[START Task material]

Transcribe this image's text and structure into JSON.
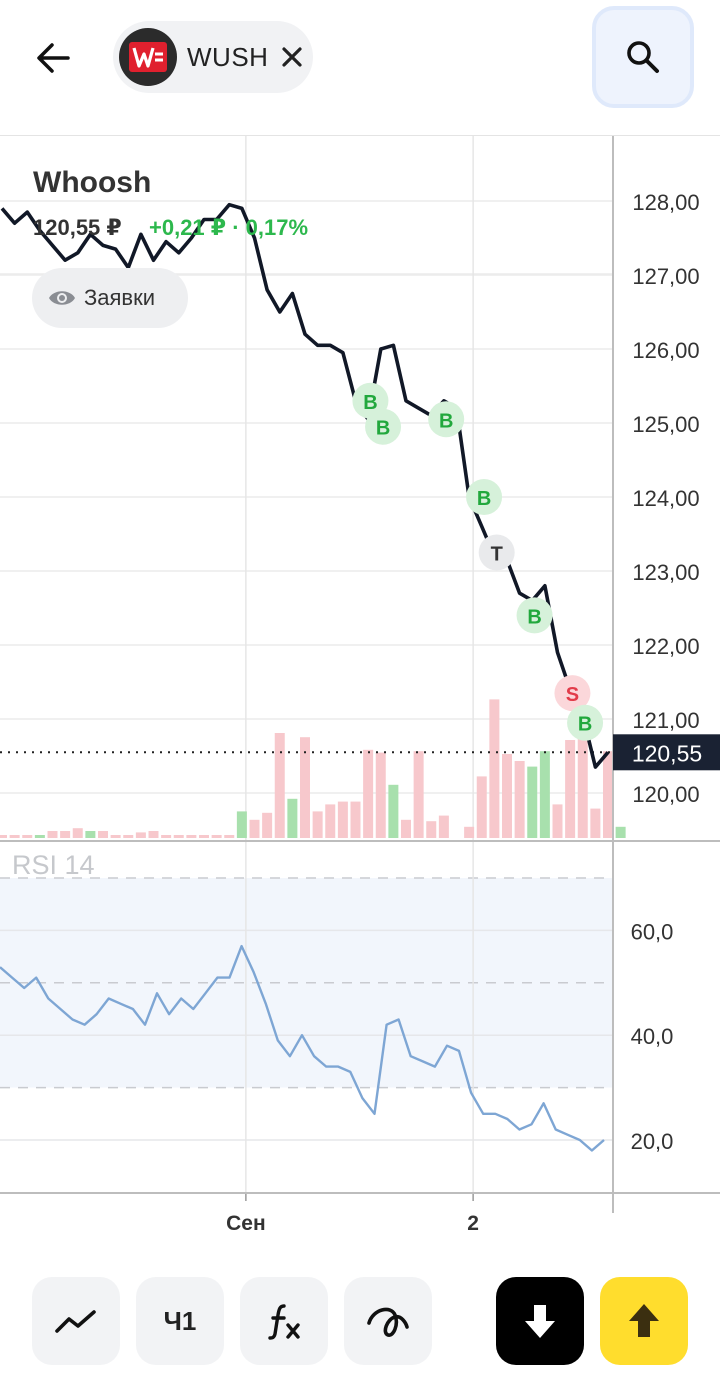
{
  "header": {
    "ticker": "WUSH",
    "icons": {
      "back": "arrow-left-icon",
      "close": "close-icon",
      "search": "search-icon",
      "logo": "whoosh-logo"
    }
  },
  "instrument": {
    "name": "Whoosh",
    "price": "120,55 ₽",
    "change": "+0,21 ₽ · 0,17%",
    "orders_label": "Заявки",
    "orders_icon": "eye-icon"
  },
  "colors": {
    "accent_yellow": "#ffdd2d",
    "up_green": "#2db84d",
    "down_red": "#e23c4a",
    "rsi_line": "#7ea6d4",
    "rsi_band": "#f2f6fc"
  },
  "rsi": {
    "label": "RSI 14"
  },
  "toolbar": {
    "interval_label": "Ч1",
    "icons": [
      "chart-type-icon",
      "interval",
      "indicators-icon",
      "drawing-icon",
      "sell-arrow-down-icon",
      "buy-arrow-up-icon"
    ]
  },
  "chart_data": [
    {
      "type": "line",
      "title": "Whoosh",
      "ylim": [
        119.5,
        128.6
      ],
      "y_ticks": [
        "128,00",
        "127,00",
        "126,00",
        "125,00",
        "124,00",
        "123,00",
        "122,00",
        "121,00",
        "120,00"
      ],
      "x_ticks": [
        {
          "label": "Сен",
          "index": 19
        },
        {
          "label": "2",
          "index": 37
        }
      ],
      "last_price_label": "120,55",
      "last_value": 120.55,
      "grid": true,
      "price": [
        127.9,
        127.7,
        127.85,
        127.6,
        127.4,
        127.2,
        127.3,
        127.55,
        127.4,
        127.35,
        127.1,
        127.55,
        127.2,
        127.45,
        127.3,
        127.5,
        127.75,
        127.75,
        127.95,
        127.9,
        127.5,
        126.8,
        126.5,
        126.75,
        126.2,
        126.05,
        126.05,
        125.95,
        125.3,
        125.05,
        126.0,
        126.05,
        125.3,
        125.2,
        125.1,
        125.3,
        125.2,
        124.0,
        123.6,
        123.2,
        123.15,
        122.7,
        122.6,
        122.8,
        121.9,
        121.4,
        121.05,
        120.35,
        120.55
      ],
      "volume": [
        0.02,
        0.02,
        0.02,
        0.02,
        0.05,
        0.05,
        0.07,
        0.05,
        0.05,
        0.02,
        0.02,
        0.04,
        0.05,
        0.02,
        0.02,
        0.02,
        0.02,
        0.02,
        0.02,
        0.19,
        0.13,
        0.18,
        0.75,
        0.28,
        0.72,
        0.19,
        0.24,
        0.26,
        0.26,
        0.63,
        0.61,
        0.38,
        0.13,
        0.62,
        0.12,
        0.16,
        0.0,
        0.08,
        0.44,
        0.99,
        0.6,
        0.55,
        0.51,
        0.62,
        0.24,
        0.7,
        0.83,
        0.21,
        0.62,
        0.08
      ],
      "volume_up": [
        false,
        false,
        false,
        true,
        false,
        false,
        false,
        true,
        false,
        false,
        false,
        false,
        false,
        false,
        false,
        false,
        false,
        false,
        false,
        true,
        false,
        false,
        false,
        true,
        false,
        false,
        false,
        false,
        false,
        false,
        false,
        true,
        false,
        false,
        false,
        false,
        false,
        false,
        false,
        false,
        false,
        false,
        true,
        true,
        false,
        false,
        false,
        false,
        false,
        true
      ],
      "markers": [
        {
          "label": "B",
          "index": 29.5,
          "value": 125.3,
          "kind": "buy"
        },
        {
          "label": "B",
          "index": 30.5,
          "value": 124.95,
          "kind": "buy"
        },
        {
          "label": "B",
          "index": 35.5,
          "value": 125.05,
          "kind": "buy"
        },
        {
          "label": "B",
          "index": 38.5,
          "value": 124.0,
          "kind": "buy"
        },
        {
          "label": "T",
          "index": 39.5,
          "value": 123.25,
          "kind": "neutral"
        },
        {
          "label": "B",
          "index": 42.5,
          "value": 122.4,
          "kind": "buy"
        },
        {
          "label": "S",
          "index": 45.5,
          "value": 121.35,
          "kind": "sell"
        },
        {
          "label": "B",
          "index": 46.5,
          "value": 120.95,
          "kind": "buy"
        }
      ]
    },
    {
      "type": "line",
      "title": "RSI 14",
      "ylim": [
        10,
        72
      ],
      "y_ticks": [
        "60,0",
        "40,0",
        "20,0"
      ],
      "band": [
        30,
        70
      ],
      "rsi": [
        53,
        51,
        49,
        51,
        47,
        45,
        43,
        42,
        44,
        47,
        46,
        45,
        42,
        48,
        44,
        47,
        45,
        48,
        51,
        51,
        57,
        52,
        46,
        39,
        36,
        40,
        36,
        34,
        34,
        33,
        28,
        25,
        42,
        43,
        36,
        35,
        34,
        38,
        37,
        29,
        25,
        25,
        24,
        22,
        23,
        27,
        22,
        21,
        20,
        18,
        20
      ]
    }
  ]
}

[END Task material]

* _Requirement_
Gather up, from the records above, each line where the word "arrow" appears.

* _Task answer_
      "back": "arrow-left-icon",
      "sell-arrow-down-icon",
      "buy-arrow-up-icon"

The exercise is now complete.